● **Instructions to follow**
Could you write out the passage about feeling unsafe again, starting with "We are safe." and going on through "with trusted friends.", but swap "terror" for "dread"?

● **Supplied passage**
▬▬▬▬▬▬
At five o’clock Nels tells me he wants to go to Vacation Bible School – the last night – after all. I’m standing in the kitchen doorway with a clean kitchen towel and feeling despair. My car isn’t running, I can’t ask anyone to take the child; I have a large meal to get to another family way across Aberdeen. But I told my son to make up his mind and he’s made it up. The lasagna in the oven and a sink full of dishes and I drive him across town.
On the way home and police lights on the side of the road. I’m grateful we are all safe. I have been trying to drive more carefully, noticing others seem more careless during the summer weather.
We are safe. Right? I don’t feel safe. I have been re-living a trauma over and over again, and this has been sapping my strength the better part of a year. I pray, I meditate, I work, I rest, I help others, I am kind to myself. And yet I still haven’t gotten over it. I hear all the correct words in my head – the people who know more than me. They say, “Remember, this happened to your child – it didn’t happen to you. Don’t make it about you.” I know there are people who have the key, who are more correct than I.
And yet I feel a kind of terror I’ve never felt.
I think I sourced it, about three weeks ago in a gathering of relatives and friends of alcoholics. I think I know why I don’t feel safe.
Believe it or not, knowing why I feel so unsafe actually helps. It isn’t something I can share while certain parties are alive. But it is something I can know and share with trusted friends.
Unsafety. I can live in Unsafety. I can do this thing.
▬▬▬▬▬▬
● **Source excerpt**
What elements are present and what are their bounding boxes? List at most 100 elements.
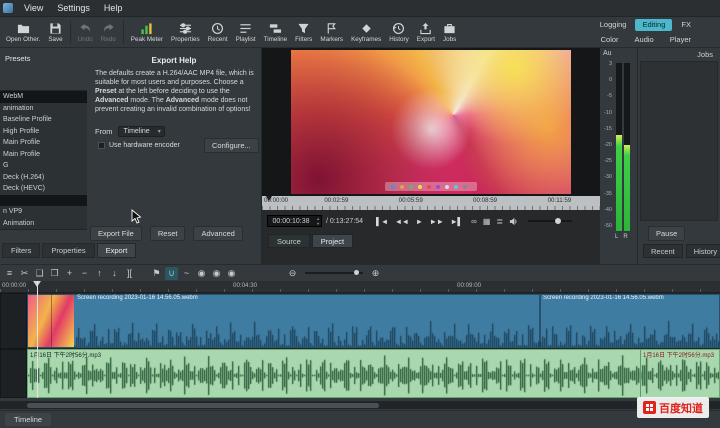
▬▬▬▬▬▬
● **Exercise output**
We are safe. Right? I don’t feel safe. I have been re-living a trauma over and over again, and this has been sapping my strength the better part of a year. I pray, I meditate, I work, I rest, I help others, I am kind to myself. And yet I still haven’t gotten over it. I hear all the correct words in my head – the people who know more than me. They say, “Remember, this happened to your child – it didn’t happen to you. Don’t make it about you.” I know there are people who have the key, who are more correct than I.
And yet I feel a kind of dread I’ve never felt.
I think I sourced it, about three weeks ago in a gathering of relatives and friends of alcoholics. I think I know why I don’t feel safe.
Believe it or not, knowing why I feel so unsafe actually helps. It isn’t something I can share while certain parties are alive. But it is something I can know and share with trusted friends.